Write out the whole listing again, exactly as given.
== Entries
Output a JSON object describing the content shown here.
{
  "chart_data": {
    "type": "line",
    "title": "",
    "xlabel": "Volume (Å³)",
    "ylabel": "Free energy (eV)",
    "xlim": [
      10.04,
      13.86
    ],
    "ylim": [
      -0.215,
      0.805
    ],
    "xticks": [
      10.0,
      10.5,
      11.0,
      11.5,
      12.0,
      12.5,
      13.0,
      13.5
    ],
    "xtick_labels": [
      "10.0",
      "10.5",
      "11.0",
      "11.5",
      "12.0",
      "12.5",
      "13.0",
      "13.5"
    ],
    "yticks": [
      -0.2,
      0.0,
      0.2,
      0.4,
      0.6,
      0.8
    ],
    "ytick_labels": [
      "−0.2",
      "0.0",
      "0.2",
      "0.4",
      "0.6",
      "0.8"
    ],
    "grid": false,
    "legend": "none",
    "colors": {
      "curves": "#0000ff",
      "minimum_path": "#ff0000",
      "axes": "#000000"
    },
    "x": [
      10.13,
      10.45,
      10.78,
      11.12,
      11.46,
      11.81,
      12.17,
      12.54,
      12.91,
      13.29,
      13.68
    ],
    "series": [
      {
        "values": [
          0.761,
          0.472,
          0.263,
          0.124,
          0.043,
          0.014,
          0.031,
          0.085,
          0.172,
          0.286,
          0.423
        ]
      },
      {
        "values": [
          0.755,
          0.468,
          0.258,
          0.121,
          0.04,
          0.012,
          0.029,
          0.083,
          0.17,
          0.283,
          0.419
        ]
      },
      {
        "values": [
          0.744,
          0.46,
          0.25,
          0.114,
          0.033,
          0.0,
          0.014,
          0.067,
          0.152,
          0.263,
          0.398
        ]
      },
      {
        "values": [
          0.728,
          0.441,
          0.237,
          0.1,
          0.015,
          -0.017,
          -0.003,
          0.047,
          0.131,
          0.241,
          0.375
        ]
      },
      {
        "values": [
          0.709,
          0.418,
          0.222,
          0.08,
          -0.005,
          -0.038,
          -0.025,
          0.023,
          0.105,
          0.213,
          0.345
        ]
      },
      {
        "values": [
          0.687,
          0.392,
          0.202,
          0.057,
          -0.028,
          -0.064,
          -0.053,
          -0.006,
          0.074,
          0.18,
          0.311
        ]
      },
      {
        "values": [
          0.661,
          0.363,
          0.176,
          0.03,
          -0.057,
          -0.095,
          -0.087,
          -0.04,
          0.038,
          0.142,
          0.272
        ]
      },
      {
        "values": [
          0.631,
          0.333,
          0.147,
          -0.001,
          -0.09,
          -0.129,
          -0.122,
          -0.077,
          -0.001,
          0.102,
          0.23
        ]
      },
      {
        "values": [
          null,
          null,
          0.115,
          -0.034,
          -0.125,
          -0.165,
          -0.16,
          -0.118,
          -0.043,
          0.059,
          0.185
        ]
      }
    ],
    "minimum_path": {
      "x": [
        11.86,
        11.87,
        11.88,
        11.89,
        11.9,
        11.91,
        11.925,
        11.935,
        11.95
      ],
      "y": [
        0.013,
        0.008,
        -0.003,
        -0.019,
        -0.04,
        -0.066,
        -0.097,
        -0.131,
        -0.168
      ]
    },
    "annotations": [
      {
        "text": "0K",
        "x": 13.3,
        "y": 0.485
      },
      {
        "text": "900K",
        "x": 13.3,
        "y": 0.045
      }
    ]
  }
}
====
▶ _Task output_
Output a JSON object describing the content shown here.
{
  "chart_data": {
    "type": "line",
    "title": "",
    "xlabel": "Volume (Å³)",
    "ylabel": "Free energy (eV)",
    "xlim": [
      10.04,
      13.86
    ],
    "ylim": [
      -0.215,
      0.805
    ],
    "xticks": [
      10.0,
      10.5,
      11.0,
      11.5,
      12.0,
      12.5,
      13.0,
      13.5
    ],
    "xtick_labels": [
      "10.0",
      "10.5",
      "11.0",
      "11.5",
      "12.0",
      "12.5",
      "13.0",
      "13.5"
    ],
    "yticks": [
      -0.2,
      0.0,
      0.2,
      0.4,
      0.6,
      0.8
    ],
    "ytick_labels": [
      "−0.2",
      "0.0",
      "0.2",
      "0.4",
      "0.6",
      "0.8"
    ],
    "grid": false,
    "legend": "none",
    "colors": {
      "curves": "#0000ff",
      "minimum_path": "#ff0000",
      "axes": "#000000"
    },
    "x": [
      10.13,
      10.45,
      10.78,
      11.12,
      11.46,
      11.81,
      12.17,
      12.54,
      12.91,
      13.29,
      13.68
    ],
    "series": [
      {
        "values": [
          0.761,
          0.472,
          0.263,
          0.124,
          0.043,
          0.014,
          0.031,
          0.085,
          0.172,
          0.286,
          0.423
        ]
      },
      {
        "values": [
          0.755,
          0.468,
          0.258,
          0.121,
          0.04,
          0.012,
          0.029,
          0.083,
          0.17,
          0.283,
          0.419
        ]
      },
      {
        "values": [
          0.744,
          0.46,
          0.25,
          0.114,
          0.033,
          0.0,
          0.014,
          0.067,
          0.152,
          0.263,
          0.398
        ]
      },
      {
        "values": [
          0.728,
          0.441,
          0.237,
          0.1,
          0.015,
          -0.017,
          -0.003,
          0.047,
          0.131,
          0.241,
          0.375
        ]
      },
      {
        "values": [
          0.709,
          0.418,
          0.222,
          0.08,
          -0.005,
          -0.038,
          -0.025,
          0.023,
          0.105,
          0.213,
          0.345
        ]
      },
      {
        "values": [
          0.687,
          0.392,
          0.202,
          0.057,
          -0.028,
          -0.064,
          -0.053,
          -0.006,
          0.074,
          0.18,
          0.311
        ]
      },
      {
        "values": [
          0.661,
          0.363,
          0.176,
          0.03,
          -0.057,
          -0.095,
          -0.087,
          -0.04,
          0.038,
          0.142,
          0.272
        ]
      },
      {
        "values": [
          0.631,
          0.333,
          0.147,
          -0.001,
          -0.09,
          -0.129,
          -0.122,
          -0.077,
          -0.001,
          0.102,
          0.23
        ]
      },
      {
        "values": [
          null,
          null,
          0.115,
          -0.034,
          -0.125,
          -0.165,
          -0.16,
          -0.118,
          -0.043,
          0.059,
          0.185
        ]
      }
    ],
    "minimum_path": {
      "x": [
        11.86,
        11.87,
        11.88,
        11.89,
        11.9,
        11.91,
        11.925,
        11.935,
        11.95
      ],
      "y": [
        0.013,
        0.008,
        -0.003,
        -0.019,
        -0.04,
        -0.066,
        -0.097,
        -0.131,
        -0.168
      ]
    },
    "annotations": [
      {
        "text": "0K",
        "x": 13.3,
        "y": 0.485
      },
      {
        "text": "900K",
        "x": 13.3,
        "y": 0.045
      }
    ]
  }
}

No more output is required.